* **What you are asked to do**
Count the lines that hold the string "JSON". Reply with the number alone.

* **Records shown**
◇ ◇ ◇ ◇

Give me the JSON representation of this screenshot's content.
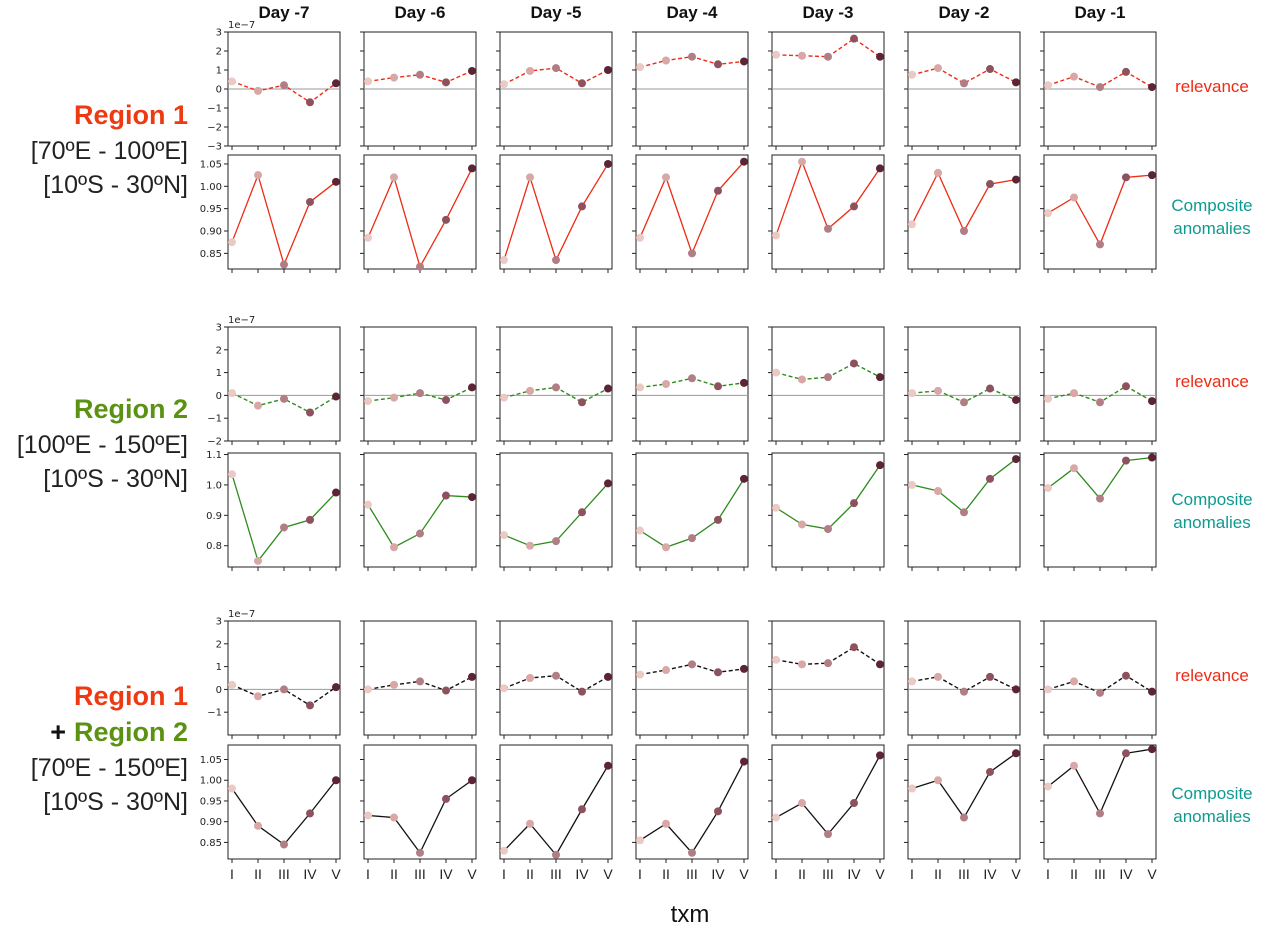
{
  "figure": {
    "days": [
      "Day -7",
      "Day -6",
      "Day -5",
      "Day -4",
      "Day -3",
      "Day -2",
      "Day -1"
    ],
    "phases": [
      "I",
      "II",
      "III",
      "IV",
      "V"
    ],
    "xlabel": "txm",
    "relevance_label": "relevance",
    "anomalies_label_line1": "Composite",
    "anomalies_label_line2": "anomalies",
    "exponent_label": "1e−7",
    "colors": {
      "region1": "#ee2b14",
      "region2": "#2e8b1e",
      "combined": "#111111",
      "relevance_text": "#ee2b14",
      "anomalies_text": "#0e9a90",
      "region1_title": "#ee3a13",
      "region2_title": "#5b9213",
      "marker_shades": [
        "#ecc9c4",
        "#d8a7a6",
        "#b07e84",
        "#8e525f",
        "#5c2535"
      ]
    }
  },
  "regions": [
    {
      "title": "Region 1",
      "line2": "[70ºE - 100ºE]",
      "line3": "[10ºS - 30ºN]"
    },
    {
      "title": "Region 2",
      "line2": "[100ºE - 150ºE]",
      "line3": "[10ºS - 30ºN]"
    },
    {
      "title1": "Region 1",
      "plus": "+",
      "title2": "Region 2",
      "line3": "[70ºE - 150ºE]",
      "line4": "[10ºS - 30ºN]"
    }
  ],
  "chart_data": [
    {
      "type": "line",
      "group": "Region 1",
      "panel": "relevance",
      "ylim": [
        -3,
        3
      ],
      "yticks": [
        "−3",
        "−2",
        "−1",
        "0",
        "1",
        "2",
        "3"
      ],
      "ytick_values": [
        -3,
        -2,
        -1,
        0,
        1,
        2,
        3
      ],
      "y_multiplier": "1e-7",
      "line_style": "dashed",
      "color": "#ee2b14",
      "categories": [
        "I",
        "II",
        "III",
        "IV",
        "V"
      ],
      "series": [
        {
          "values": [
            0.4,
            -0.1,
            0.2,
            -0.7,
            0.3
          ]
        },
        {
          "values": [
            0.4,
            0.6,
            0.75,
            0.35,
            0.95
          ]
        },
        {
          "values": [
            0.25,
            0.95,
            1.1,
            0.3,
            1.0
          ]
        },
        {
          "values": [
            1.15,
            1.5,
            1.7,
            1.3,
            1.45
          ]
        },
        {
          "values": [
            1.8,
            1.75,
            1.7,
            2.65,
            1.7
          ]
        },
        {
          "values": [
            0.75,
            1.1,
            0.3,
            1.05,
            0.35
          ]
        },
        {
          "values": [
            0.2,
            0.65,
            0.1,
            0.9,
            0.1
          ]
        }
      ]
    },
    {
      "type": "line",
      "group": "Region 1",
      "panel": "composite anomalies",
      "ylim": [
        0.815,
        1.07
      ],
      "yticks": [
        "0.85",
        "0.90",
        "0.95",
        "1.00",
        "1.05"
      ],
      "ytick_values": [
        0.85,
        0.9,
        0.95,
        1.0,
        1.05
      ],
      "line_style": "solid",
      "color": "#ee2b14",
      "categories": [
        "I",
        "II",
        "III",
        "IV",
        "V"
      ],
      "series": [
        {
          "values": [
            0.875,
            1.025,
            0.825,
            0.965,
            1.01
          ]
        },
        {
          "values": [
            0.885,
            1.02,
            0.82,
            0.925,
            1.04
          ]
        },
        {
          "values": [
            0.835,
            1.02,
            0.835,
            0.955,
            1.05
          ]
        },
        {
          "values": [
            0.885,
            1.02,
            0.85,
            0.99,
            1.055
          ]
        },
        {
          "values": [
            0.89,
            1.055,
            0.905,
            0.955,
            1.04
          ]
        },
        {
          "values": [
            0.915,
            1.03,
            0.9,
            1.005,
            1.015
          ]
        },
        {
          "values": [
            0.94,
            0.975,
            0.87,
            1.02,
            1.025
          ]
        }
      ]
    },
    {
      "type": "line",
      "group": "Region 2",
      "panel": "relevance",
      "ylim": [
        -2,
        3
      ],
      "yticks": [
        "−2",
        "−1",
        "0",
        "1",
        "2",
        "3"
      ],
      "ytick_values": [
        -2,
        -1,
        0,
        1,
        2,
        3
      ],
      "y_multiplier": "1e-7",
      "line_style": "dashed",
      "color": "#2e8b1e",
      "categories": [
        "I",
        "II",
        "III",
        "IV",
        "V"
      ],
      "series": [
        {
          "values": [
            0.1,
            -0.45,
            -0.15,
            -0.75,
            -0.05
          ]
        },
        {
          "values": [
            -0.25,
            -0.1,
            0.1,
            -0.2,
            0.35
          ]
        },
        {
          "values": [
            -0.1,
            0.2,
            0.35,
            -0.3,
            0.3
          ]
        },
        {
          "values": [
            0.35,
            0.5,
            0.75,
            0.4,
            0.55
          ]
        },
        {
          "values": [
            1.0,
            0.7,
            0.8,
            1.4,
            0.8
          ]
        },
        {
          "values": [
            0.1,
            0.2,
            -0.3,
            0.3,
            -0.2
          ]
        },
        {
          "values": [
            -0.15,
            0.1,
            -0.3,
            0.4,
            -0.25
          ]
        }
      ]
    },
    {
      "type": "line",
      "group": "Region 2",
      "panel": "composite anomalies",
      "ylim": [
        0.73,
        1.105
      ],
      "yticks": [
        "0.8",
        "0.9",
        "1.0",
        "1.1"
      ],
      "ytick_values": [
        0.8,
        0.9,
        1.0,
        1.1
      ],
      "line_style": "solid",
      "color": "#2e8b1e",
      "categories": [
        "I",
        "II",
        "III",
        "IV",
        "V"
      ],
      "series": [
        {
          "values": [
            1.035,
            0.75,
            0.86,
            0.885,
            0.975
          ]
        },
        {
          "values": [
            0.935,
            0.795,
            0.84,
            0.965,
            0.96
          ]
        },
        {
          "values": [
            0.835,
            0.8,
            0.815,
            0.91,
            1.005
          ]
        },
        {
          "values": [
            0.85,
            0.795,
            0.825,
            0.885,
            1.02
          ]
        },
        {
          "values": [
            0.925,
            0.87,
            0.855,
            0.94,
            1.065
          ]
        },
        {
          "values": [
            1.0,
            0.98,
            0.91,
            1.02,
            1.085
          ]
        },
        {
          "values": [
            0.99,
            1.055,
            0.955,
            1.08,
            1.09
          ]
        }
      ]
    },
    {
      "type": "line",
      "group": "Region 1 + Region 2",
      "panel": "relevance",
      "ylim": [
        -2,
        3
      ],
      "yticks": [
        "−1",
        "0",
        "1",
        "2",
        "3"
      ],
      "ytick_values": [
        -1,
        0,
        1,
        2,
        3
      ],
      "y_multiplier": "1e-7",
      "line_style": "dashed",
      "color": "#111111",
      "categories": [
        "I",
        "II",
        "III",
        "IV",
        "V"
      ],
      "series": [
        {
          "values": [
            0.2,
            -0.3,
            0.0,
            -0.7,
            0.1
          ]
        },
        {
          "values": [
            0.0,
            0.2,
            0.35,
            -0.05,
            0.55
          ]
        },
        {
          "values": [
            0.05,
            0.5,
            0.6,
            -0.1,
            0.55
          ]
        },
        {
          "values": [
            0.65,
            0.85,
            1.1,
            0.75,
            0.9
          ]
        },
        {
          "values": [
            1.3,
            1.1,
            1.15,
            1.85,
            1.1
          ]
        },
        {
          "values": [
            0.35,
            0.55,
            -0.1,
            0.55,
            0.0
          ]
        },
        {
          "values": [
            0.0,
            0.35,
            -0.15,
            0.6,
            -0.1
          ]
        }
      ]
    },
    {
      "type": "line",
      "group": "Region 1 + Region 2",
      "panel": "composite anomalies",
      "ylim": [
        0.81,
        1.085
      ],
      "yticks": [
        "0.85",
        "0.90",
        "0.95",
        "1.00",
        "1.05"
      ],
      "ytick_values": [
        0.85,
        0.9,
        0.95,
        1.0,
        1.05
      ],
      "line_style": "solid",
      "color": "#111111",
      "categories": [
        "I",
        "II",
        "III",
        "IV",
        "V"
      ],
      "series": [
        {
          "values": [
            0.98,
            0.89,
            0.845,
            0.92,
            1.0
          ]
        },
        {
          "values": [
            0.915,
            0.91,
            0.825,
            0.955,
            1.0
          ]
        },
        {
          "values": [
            0.83,
            0.895,
            0.82,
            0.93,
            1.035
          ]
        },
        {
          "values": [
            0.855,
            0.895,
            0.825,
            0.925,
            1.045
          ]
        },
        {
          "values": [
            0.91,
            0.945,
            0.87,
            0.945,
            1.06
          ]
        },
        {
          "values": [
            0.98,
            1.0,
            0.91,
            1.02,
            1.065
          ]
        },
        {
          "values": [
            0.985,
            1.035,
            0.92,
            1.065,
            1.075
          ]
        }
      ]
    }
  ]
}
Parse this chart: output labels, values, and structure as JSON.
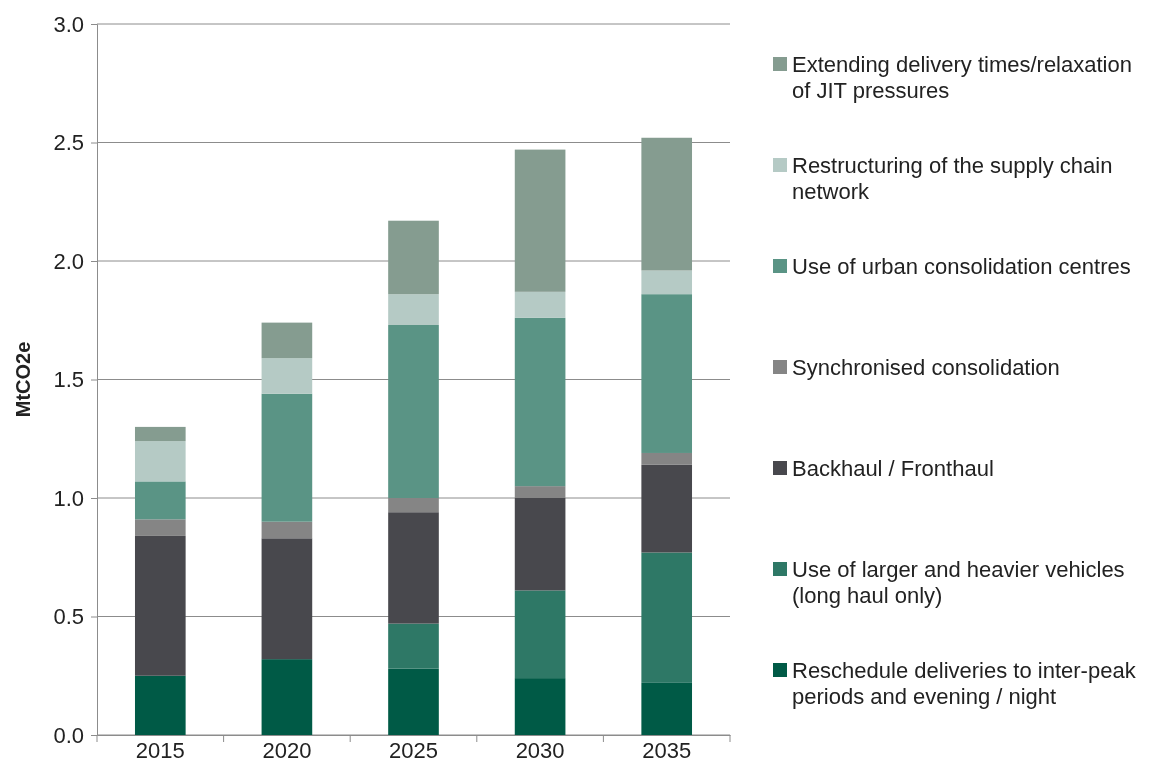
{
  "chart_data": {
    "type": "bar",
    "stacked": true,
    "ylabel": "MtCO2e",
    "categories": [
      "2015",
      "2020",
      "2025",
      "2030",
      "2035"
    ],
    "ylim": [
      0,
      3
    ],
    "yticks": [
      {
        "value": 0,
        "label": "0.0"
      },
      {
        "value": 0.5,
        "label": "0.5"
      },
      {
        "value": 1,
        "label": "1.0"
      },
      {
        "value": 1.5,
        "label": "1.5"
      },
      {
        "value": 2,
        "label": "2.0"
      },
      {
        "value": 2.5,
        "label": "2.5"
      },
      {
        "value": 3,
        "label": "3.0"
      }
    ],
    "grid": "y",
    "legend": "right",
    "series": [
      {
        "name": "Reschedule deliveries to inter-peak periods and evening / night",
        "color": "#005a46",
        "values": [
          0.25,
          0.32,
          0.28,
          0.24,
          0.22
        ]
      },
      {
        "name": "Use of larger and heavier vehicles (long haul only)",
        "color": "#2e7866",
        "values": [
          0,
          0,
          0.19,
          0.37,
          0.55
        ]
      },
      {
        "name": "Backhaul / Fronthaul",
        "color": "#48484d",
        "values": [
          0.59,
          0.51,
          0.47,
          0.39,
          0.37
        ]
      },
      {
        "name": "Synchronised consolidation",
        "color": "#858585",
        "values": [
          0.07,
          0.07,
          0.06,
          0.05,
          0.05
        ]
      },
      {
        "name": "Use of urban consolidation centres",
        "color": "#5a9485",
        "values": [
          0.16,
          0.54,
          0.73,
          0.71,
          0.67
        ]
      },
      {
        "name": "Restructuring of the supply chain network",
        "color": "#b5cac5",
        "values": [
          0.17,
          0.15,
          0.13,
          0.11,
          0.1
        ]
      },
      {
        "name": "Extending delivery times/relaxation of JIT pressures",
        "color": "#859c90",
        "values": [
          0.06,
          0.15,
          0.31,
          0.6,
          0.56
        ]
      }
    ]
  }
}
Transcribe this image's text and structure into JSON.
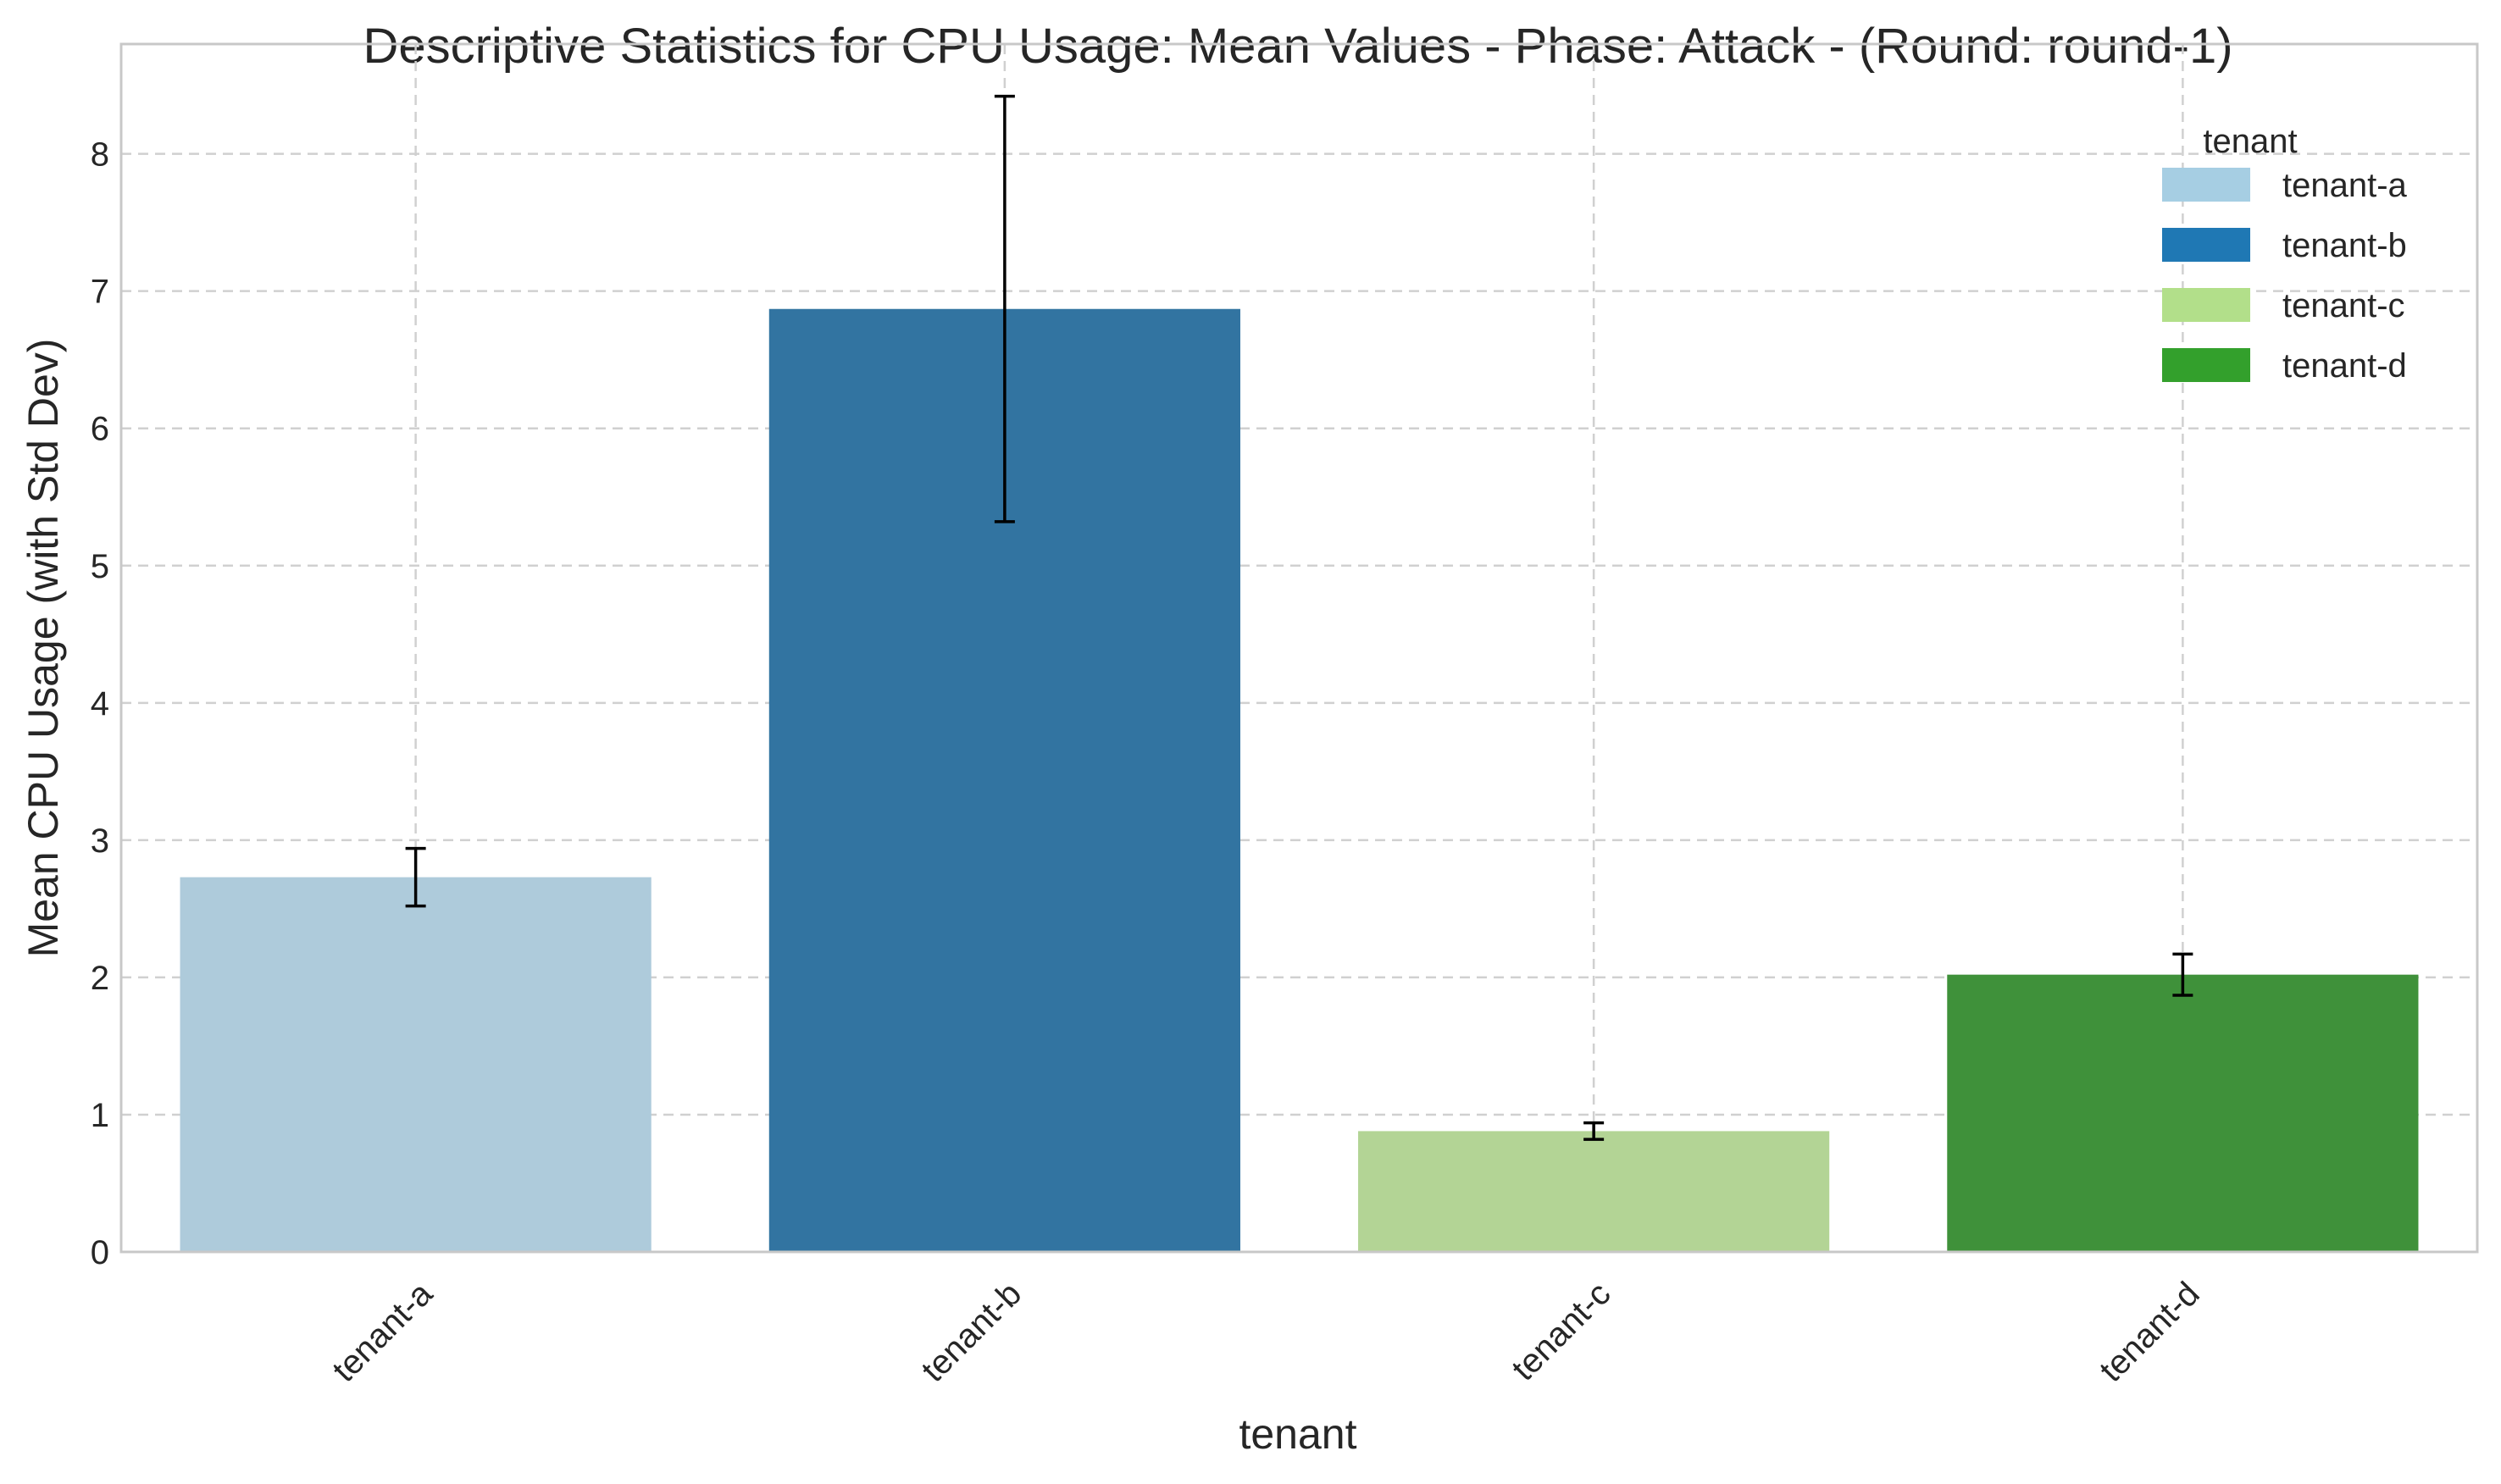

◇ ◇ ◇ ◇

* **Result of this task**
3